• Dataset entries on figures:
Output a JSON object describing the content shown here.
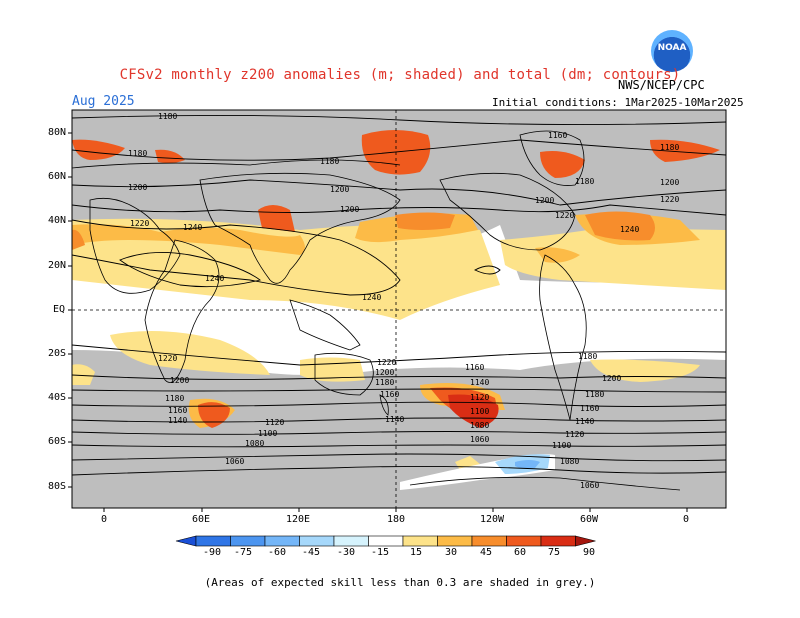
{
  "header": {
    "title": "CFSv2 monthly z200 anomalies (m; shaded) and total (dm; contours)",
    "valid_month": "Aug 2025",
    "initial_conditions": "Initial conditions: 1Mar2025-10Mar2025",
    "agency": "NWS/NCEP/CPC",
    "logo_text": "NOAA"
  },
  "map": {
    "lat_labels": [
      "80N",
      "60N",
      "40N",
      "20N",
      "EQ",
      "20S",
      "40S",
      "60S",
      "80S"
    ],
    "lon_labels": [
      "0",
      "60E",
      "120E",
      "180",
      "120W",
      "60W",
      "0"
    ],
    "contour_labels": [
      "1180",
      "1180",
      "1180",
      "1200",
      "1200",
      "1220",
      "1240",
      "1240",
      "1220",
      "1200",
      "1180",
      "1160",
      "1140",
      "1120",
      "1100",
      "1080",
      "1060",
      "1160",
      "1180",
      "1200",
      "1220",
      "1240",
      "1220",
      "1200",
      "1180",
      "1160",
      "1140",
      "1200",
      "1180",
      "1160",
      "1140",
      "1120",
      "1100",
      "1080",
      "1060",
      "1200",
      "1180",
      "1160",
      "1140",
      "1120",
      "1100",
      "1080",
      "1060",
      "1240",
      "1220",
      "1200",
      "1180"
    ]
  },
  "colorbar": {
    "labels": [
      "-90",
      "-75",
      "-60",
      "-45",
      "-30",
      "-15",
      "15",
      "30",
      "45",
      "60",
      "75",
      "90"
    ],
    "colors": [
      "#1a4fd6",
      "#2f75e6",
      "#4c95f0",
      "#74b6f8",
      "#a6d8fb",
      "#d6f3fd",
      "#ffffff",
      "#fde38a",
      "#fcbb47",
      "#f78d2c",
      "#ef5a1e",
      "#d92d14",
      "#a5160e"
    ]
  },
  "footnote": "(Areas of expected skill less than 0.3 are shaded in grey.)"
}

• WHAT YOU SHOULD DO:
Transcribe the records above verbatim. Do not carry over any picture.

• FULL OUTPUT:
Output a JSON object describing the content shown here.
{
  "header": {
    "title": "CFSv2 monthly z200 anomalies (m; shaded) and total (dm; contours)",
    "valid_month": "Aug 2025",
    "initial_conditions": "Initial conditions: 1Mar2025-10Mar2025",
    "agency": "NWS/NCEP/CPC",
    "logo_text": "NOAA"
  },
  "map": {
    "lat_labels": [
      "80N",
      "60N",
      "40N",
      "20N",
      "EQ",
      "20S",
      "40S",
      "60S",
      "80S"
    ],
    "lon_labels": [
      "0",
      "60E",
      "120E",
      "180",
      "120W",
      "60W",
      "0"
    ],
    "contour_labels": [
      "1180",
      "1180",
      "1180",
      "1200",
      "1200",
      "1220",
      "1240",
      "1240",
      "1220",
      "1200",
      "1180",
      "1160",
      "1140",
      "1120",
      "1100",
      "1080",
      "1060",
      "1160",
      "1180",
      "1200",
      "1220",
      "1240",
      "1220",
      "1200",
      "1180",
      "1160",
      "1140",
      "1200",
      "1180",
      "1160",
      "1140",
      "1120",
      "1100",
      "1080",
      "1060",
      "1200",
      "1180",
      "1160",
      "1140",
      "1120",
      "1100",
      "1080",
      "1060",
      "1240",
      "1220",
      "1200",
      "1180"
    ]
  },
  "colorbar": {
    "labels": [
      "-90",
      "-75",
      "-60",
      "-45",
      "-30",
      "-15",
      "15",
      "30",
      "45",
      "60",
      "75",
      "90"
    ],
    "colors": [
      "#1a4fd6",
      "#2f75e6",
      "#4c95f0",
      "#74b6f8",
      "#a6d8fb",
      "#d6f3fd",
      "#ffffff",
      "#fde38a",
      "#fcbb47",
      "#f78d2c",
      "#ef5a1e",
      "#d92d14",
      "#a5160e"
    ]
  },
  "footnote": "(Areas of expected skill less than 0.3 are shaded in grey.)"
}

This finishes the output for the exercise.